§ Given passage:
Sent from my iFail 5s


----------



## 2013LT (Jul 3, 2013)

Almost looks like lint particles trapped in the fabric. Needs some serious cleaning.


----------



## cruze01 (Mar 25, 2011)

Mine was doing this as well, not near as bad though. I used my wife's little green machine to shampoo the seats, it worked!


----------



## Gus_Mahn (Aug 16, 2011)

Blow it out with a blowgun. You'll be shocked by the amount of dust that comes out of even clean looking seats. After blowing shampoo.


----------



## CHEVYCRUZE RS (Mar 29, 2011)

i use a nice deep soft leather cleaner for my seats. more like a conditioner i found some interesting products last year and makes my interior stand out 24/7! carpet id recommend a carpet cleaner for cars ( i bought one from princess auto for $120) works wonders on carpets and soft fabrics.


----------



## Joegonzales22 (Oct 26, 2013)

Spatial layout entries
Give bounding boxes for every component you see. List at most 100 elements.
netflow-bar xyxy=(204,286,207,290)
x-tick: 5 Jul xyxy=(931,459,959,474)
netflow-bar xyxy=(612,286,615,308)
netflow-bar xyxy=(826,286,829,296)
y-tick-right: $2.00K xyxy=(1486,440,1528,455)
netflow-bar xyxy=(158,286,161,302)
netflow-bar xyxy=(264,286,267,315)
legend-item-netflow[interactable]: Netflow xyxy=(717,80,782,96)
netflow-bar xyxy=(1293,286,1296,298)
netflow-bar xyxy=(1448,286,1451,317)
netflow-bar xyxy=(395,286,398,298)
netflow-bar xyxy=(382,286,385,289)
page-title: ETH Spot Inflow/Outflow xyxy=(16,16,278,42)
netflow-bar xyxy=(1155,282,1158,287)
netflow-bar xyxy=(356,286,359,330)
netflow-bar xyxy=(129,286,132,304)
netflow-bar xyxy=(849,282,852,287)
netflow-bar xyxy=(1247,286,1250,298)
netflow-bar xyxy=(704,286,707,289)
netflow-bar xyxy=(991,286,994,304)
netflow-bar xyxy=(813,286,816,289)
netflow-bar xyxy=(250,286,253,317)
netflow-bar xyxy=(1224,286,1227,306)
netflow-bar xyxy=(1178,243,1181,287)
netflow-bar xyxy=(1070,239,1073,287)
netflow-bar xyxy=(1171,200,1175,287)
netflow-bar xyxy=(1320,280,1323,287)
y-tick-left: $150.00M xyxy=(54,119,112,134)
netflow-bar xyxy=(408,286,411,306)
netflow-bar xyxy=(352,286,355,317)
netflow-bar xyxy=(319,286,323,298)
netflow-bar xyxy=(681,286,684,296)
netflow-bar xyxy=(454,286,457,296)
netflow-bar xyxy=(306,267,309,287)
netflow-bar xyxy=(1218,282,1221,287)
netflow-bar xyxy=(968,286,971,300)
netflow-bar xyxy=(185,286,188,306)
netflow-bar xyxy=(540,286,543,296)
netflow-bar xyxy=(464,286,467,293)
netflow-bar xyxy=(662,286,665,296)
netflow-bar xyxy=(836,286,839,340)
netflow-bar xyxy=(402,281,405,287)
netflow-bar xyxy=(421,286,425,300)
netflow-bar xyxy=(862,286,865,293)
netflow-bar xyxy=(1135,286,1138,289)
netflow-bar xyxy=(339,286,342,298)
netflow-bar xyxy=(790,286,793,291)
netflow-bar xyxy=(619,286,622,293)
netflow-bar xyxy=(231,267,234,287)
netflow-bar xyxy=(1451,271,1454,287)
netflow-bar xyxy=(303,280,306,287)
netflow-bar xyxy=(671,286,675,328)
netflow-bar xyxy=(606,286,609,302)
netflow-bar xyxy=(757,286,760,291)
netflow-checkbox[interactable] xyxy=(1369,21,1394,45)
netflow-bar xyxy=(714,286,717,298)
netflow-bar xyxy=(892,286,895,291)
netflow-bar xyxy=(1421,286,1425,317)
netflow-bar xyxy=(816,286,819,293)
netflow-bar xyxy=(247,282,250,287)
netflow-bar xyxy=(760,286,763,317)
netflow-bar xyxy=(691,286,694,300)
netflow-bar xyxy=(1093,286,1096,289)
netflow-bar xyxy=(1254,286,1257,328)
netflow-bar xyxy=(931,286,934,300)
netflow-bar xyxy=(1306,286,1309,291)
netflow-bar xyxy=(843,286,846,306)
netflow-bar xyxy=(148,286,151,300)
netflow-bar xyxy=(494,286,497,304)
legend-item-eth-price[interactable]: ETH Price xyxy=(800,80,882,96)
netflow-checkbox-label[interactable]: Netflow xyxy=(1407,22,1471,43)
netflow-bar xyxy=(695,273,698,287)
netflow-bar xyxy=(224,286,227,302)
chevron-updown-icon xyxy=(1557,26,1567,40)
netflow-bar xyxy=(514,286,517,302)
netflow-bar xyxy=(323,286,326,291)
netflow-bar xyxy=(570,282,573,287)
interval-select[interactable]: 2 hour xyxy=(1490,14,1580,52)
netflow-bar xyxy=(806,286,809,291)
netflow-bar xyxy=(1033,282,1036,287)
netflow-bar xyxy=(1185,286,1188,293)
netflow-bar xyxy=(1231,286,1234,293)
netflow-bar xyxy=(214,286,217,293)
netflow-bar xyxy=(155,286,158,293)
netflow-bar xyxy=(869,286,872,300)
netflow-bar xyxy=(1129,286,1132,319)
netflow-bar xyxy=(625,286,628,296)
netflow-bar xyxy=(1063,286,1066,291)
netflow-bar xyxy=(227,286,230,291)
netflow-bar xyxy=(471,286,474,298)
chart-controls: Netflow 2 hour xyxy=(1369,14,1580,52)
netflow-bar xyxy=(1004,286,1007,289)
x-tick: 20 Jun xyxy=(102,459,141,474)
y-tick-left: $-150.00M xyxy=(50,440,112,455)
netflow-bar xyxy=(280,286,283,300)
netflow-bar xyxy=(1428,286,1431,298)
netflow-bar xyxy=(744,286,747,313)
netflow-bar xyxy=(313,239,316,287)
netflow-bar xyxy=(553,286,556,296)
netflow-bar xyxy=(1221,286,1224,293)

§ Problems and tasks:
a. In the seat-cleaning thread, what did cruze01 use to shampoo the seats?
b. State whether each statement agrees with the seat-cleaning thread, answering yes or no and quoting the deciding words: (i) Gus_Mahn advises shampooing the seats before blowing them out. (ii) CHEVYCRUZE RS paid $120 for a car carpet cleaner from Princess Auto. (iii) 2013LT says the particles look like lint trapped in the fabric.
c. Write the next part of the seat-cleaning thread, picking up right after its final line.

§ Answers to each task:
a. cruze01 used "my wife's little green machine."

b.
(i) No: "After blowing shampoo."
(ii) Yes: "i bought one from princess auto for $120"
(iii) Yes: "Almost looks like lint particles trapped in the fabric."

c.
I also have the jet black seats, but they look new! Thinking about buying seat covers regardless just in case.


----------



## CHEVYCRUZE RS (Mar 29, 2011)

^ i wish they made clear seat covers lol, the seat covers around here are LAME af!!! lol


----------



## Joegonzales22 (Oct 26, 2013)

CHEVYCRUZE RS said:


> ^ i wish they made clear seat covers lol, the seat covers around here are LAME af!!! lol


You are cleaver my friend!! Clear seat covers that don't sound like plastic when you sit down!! ^ Same reason I haven't bought covers yet, maybe I'm too picky. I digress, I still haven't dropped on a set of weather tech mats...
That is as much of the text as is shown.